** Start **
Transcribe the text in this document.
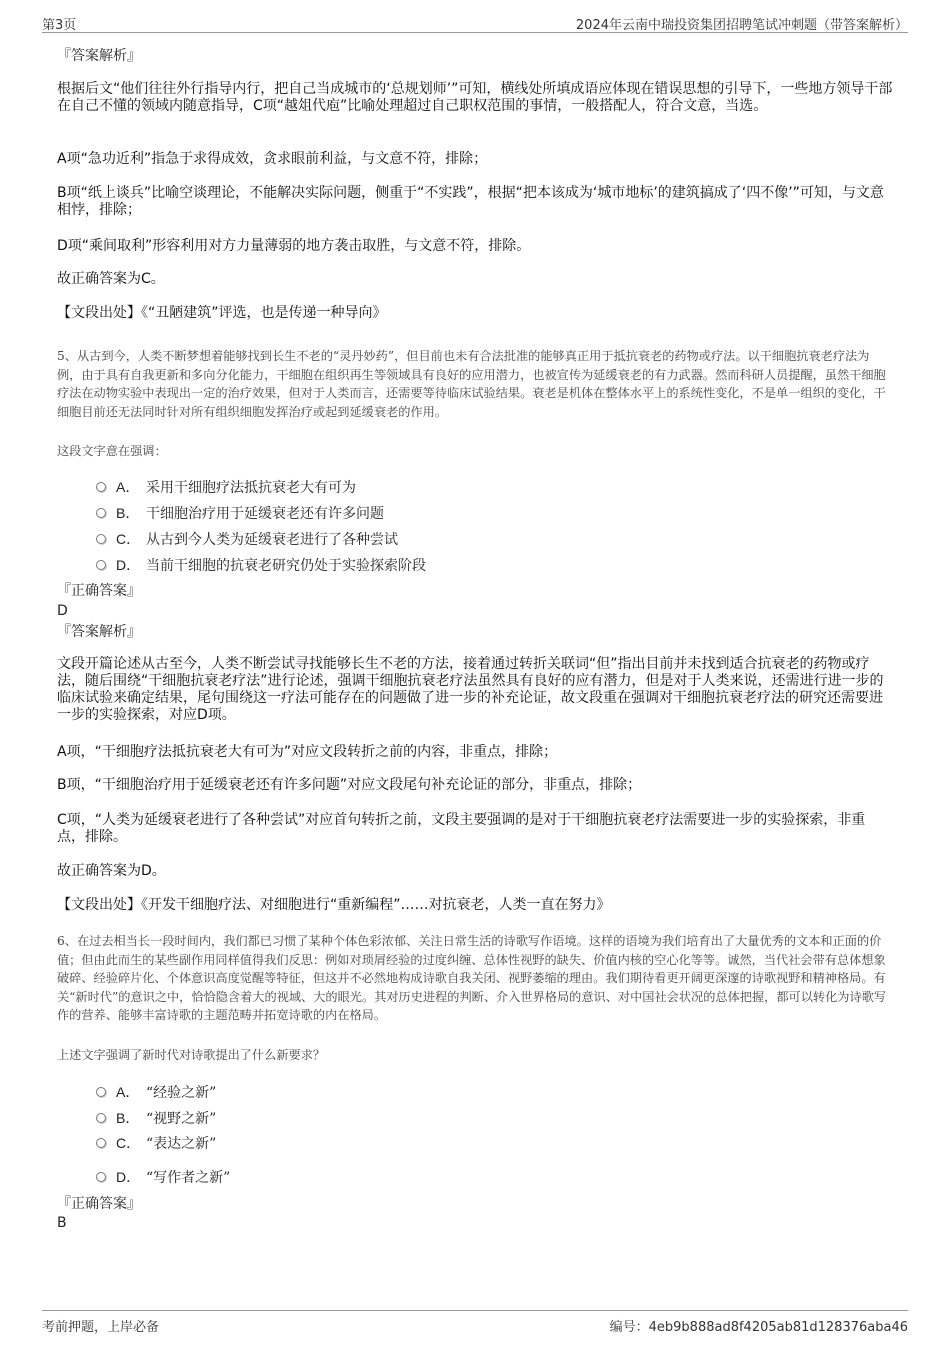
第3页	2024年云南中瑞投资集团招聘笔试冲刺题（带答案解析）

『答案解析』

根据后文“他们往往外行指导内行，把自己当成城市的‘总规划师’”可知，横线处所填成语应体现在错误思想的引导下，一些地方领导干部在自己不懂的领域内随意指导，C项“越俎代庖”比喻处理超过自己职权范围的事情，一般搭配人，符合文意，当选。

A项“急功近利”指急于求得成效，贪求眼前利益，与文意不符，排除；

B项“纸上谈兵”比喻空谈理论，不能解决实际问题，侧重于“不实践”，根据“把本该成为‘城市地标’的建筑搞成了‘四不像’”可知，与文意相悖，排除；

D项“乘间取利”形容利用对方力量薄弱的地方袭击取胜，与文意不符，排除。

故正确答案为C。

【文段出处】《“丑陋建筑”评选，也是传递一种导向》

5、从古到今，人类不断梦想着能够找到长生不老的“灵丹妙药”，但目前也未有合法批准的能够真正用于抵抗衰老的药物或疗法。以干细胞抗衰老疗法为例，由于具有自我更新和多向分化能力，干细胞在组织再生等领域具有良好的应用潜力，也被宣传为延缓衰老的有力武器。然而科研人员提醒，虽然干细胞疗法在动物实验中表现出一定的治疗效果，但对于人类而言，还需要等待临床试验结果。衰老是机体在整体水平上的系统性变化，不是单一组织的变化，干细胞目前还无法同时针对所有组织细胞发挥治疗或起到延缓衰老的作用。

这段文字意在强调：

A． 采用干细胞疗法抵抗衰老大有可为
B． 干细胞治疗用于延缓衰老还有许多问题
C． 从古到今人类为延缓衰老进行了各种尝试
D． 当前干细胞的抗衰老研究仍处于实验探索阶段

『正确答案』

D

『答案解析』

文段开篇论述从古至今，人类不断尝试寻找能够长生不老的方法，接着通过转折关联词“但”指出目前并未找到适合抗衰老的药物或疗法，随后围绕“干细胞抗衰老疗法”进行论述，强调干细胞抗衰老疗法虽然具有良好的应有潜力，但是对于人类来说，还需进行进一步的临床试验来确定结果，尾句围绕这一疗法可能存在的问题做了进一步的补充论证，故文段重在强调对干细胞抗衰老疗法的研究还需要进一步的实验探索，对应D项。

A项，“干细胞疗法抵抗衰老大有可为”对应文段转折之前的内容，非重点，排除；

B项，“干细胞治疗用于延缓衰老还有许多问题”对应文段尾句补充论证的部分，非重点，排除；

C项，“人类为延缓衰老进行了各种尝试”对应首句转折之前，文段主要强调的是对于干细胞抗衰老疗法需要进一步的实验探索，非重点，排除。

故正确答案为D。

【文段出处】《开发干细胞疗法、对细胞进行“重新编程”……对抗衰老，人类一直在努力》

6、在过去相当长一段时间内，我们都已习惯了某种个体色彩浓郁、关注日常生活的诗歌写作语境。这样的语境为我们培育出了大量优秀的文本和正面的价值；但由此而生的某些副作用同样值得我们反思：例如对琐屑经验的过度纠缠、总体性视野的缺失、价值内核的空心化等等。诚然，当代社会带有总体想象破碎、经验碎片化、个体意识高度觉醒等特征，但这并不必然地构成诗歌自我关闭、视野萎缩的理由。我们期待看更开阔更深邃的诗歌视野和精神格局。有关“新时代”的意识之中，恰恰隐含着大的视域、大的眼光。其对历史进程的判断、介入世界格局的意识、对中国社会状况的总体把握，都可以转化为诗歌写作的营养、能够丰富诗歌的主题范畴并拓宽诗歌的内在格局。

上述文字强调了新时代对诗歌提出了什么新要求？

A． “经验之新”
B． “视野之新”
C． “表达之新”
D． “写作者之新”

『正确答案』

B

考前押题，上岸必备	编号：4eb9b888ad8f4205ab81d128376aba46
** End **
● Direction:
Pictures are to be left out; repeat all the remaining data exactly.

● Response:
Transcribe the text in this document.
第3页	2024年云南中瑞投资集团招聘笔试冲刺题（带答案解析）

『答案解析』

根据后文“他们往往外行指导内行，把自己当成城市的‘总规划师’”可知，横线处所填成语应体现在错误思想的引导下，一些地方领导干部在自己不懂的领域内随意指导，C项“越俎代庖”比喻处理超过自己职权范围的事情，一般搭配人，符合文意，当选。

A项“急功近利”指急于求得成效，贪求眼前利益，与文意不符，排除；

B项“纸上谈兵”比喻空谈理论，不能解决实际问题，侧重于“不实践”，根据“把本该成为‘城市地标’的建筑搞成了‘四不像’”可知，与文意相悖，排除；

D项“乘间取利”形容利用对方力量薄弱的地方袭击取胜，与文意不符，排除。

故正确答案为C。

【文段出处】《“丑陋建筑”评选，也是传递一种导向》

5、从古到今，人类不断梦想着能够找到长生不老的“灵丹妙药”，但目前也未有合法批准的能够真正用于抵抗衰老的药物或疗法。以干细胞抗衰老疗法为例，由于具有自我更新和多向分化能力，干细胞在组织再生等领域具有良好的应用潜力，也被宣传为延缓衰老的有力武器。然而科研人员提醒，虽然干细胞疗法在动物实验中表现出一定的治疗效果，但对于人类而言，还需要等待临床试验结果。衰老是机体在整体水平上的系统性变化，不是单一组织的变化，干细胞目前还无法同时针对所有组织细胞发挥治疗或起到延缓衰老的作用。

这段文字意在强调：

A． 采用干细胞疗法抵抗衰老大有可为
B． 干细胞治疗用于延缓衰老还有许多问题
C． 从古到今人类为延缓衰老进行了各种尝试
D． 当前干细胞的抗衰老研究仍处于实验探索阶段

『正确答案』

D

『答案解析』

文段开篇论述从古至今，人类不断尝试寻找能够长生不老的方法，接着通过转折关联词“但”指出目前并未找到适合抗衰老的药物或疗法，随后围绕“干细胞抗衰老疗法”进行论述，强调干细胞抗衰老疗法虽然具有良好的应有潜力，但是对于人类来说，还需进行进一步的临床试验来确定结果，尾句围绕这一疗法可能存在的问题做了进一步的补充论证，故文段重在强调对干细胞抗衰老疗法的研究还需要进一步的实验探索，对应D项。

A项，“干细胞疗法抵抗衰老大有可为”对应文段转折之前的内容，非重点，排除；

B项，“干细胞治疗用于延缓衰老还有许多问题”对应文段尾句补充论证的部分，非重点，排除；

C项，“人类为延缓衰老进行了各种尝试”对应首句转折之前，文段主要强调的是对于干细胞抗衰老疗法需要进一步的实验探索，非重点，排除。

故正确答案为D。

【文段出处】《开发干细胞疗法、对细胞进行“重新编程”……对抗衰老，人类一直在努力》

6、在过去相当长一段时间内，我们都已习惯了某种个体色彩浓郁、关注日常生活的诗歌写作语境。这样的语境为我们培育出了大量优秀的文本和正面的价值；但由此而生的某些副作用同样值得我们反思：例如对琐屑经验的过度纠缠、总体性视野的缺失、价值内核的空心化等等。诚然，当代社会带有总体想象破碎、经验碎片化、个体意识高度觉醒等特征，但这并不必然地构成诗歌自我关闭、视野萎缩的理由。我们期待看更开阔更深邃的诗歌视野和精神格局。有关“新时代”的意识之中，恰恰隐含着大的视域、大的眼光。其对历史进程的判断、介入世界格局的意识、对中国社会状况的总体把握，都可以转化为诗歌写作的营养、能够丰富诗歌的主题范畴并拓宽诗歌的内在格局。

上述文字强调了新时代对诗歌提出了什么新要求？

A． “经验之新”
B． “视野之新”
C． “表达之新”
D． “写作者之新”

『正确答案』

B

考前押题，上岸必备	编号：4eb9b888ad8f4205ab81d128376aba46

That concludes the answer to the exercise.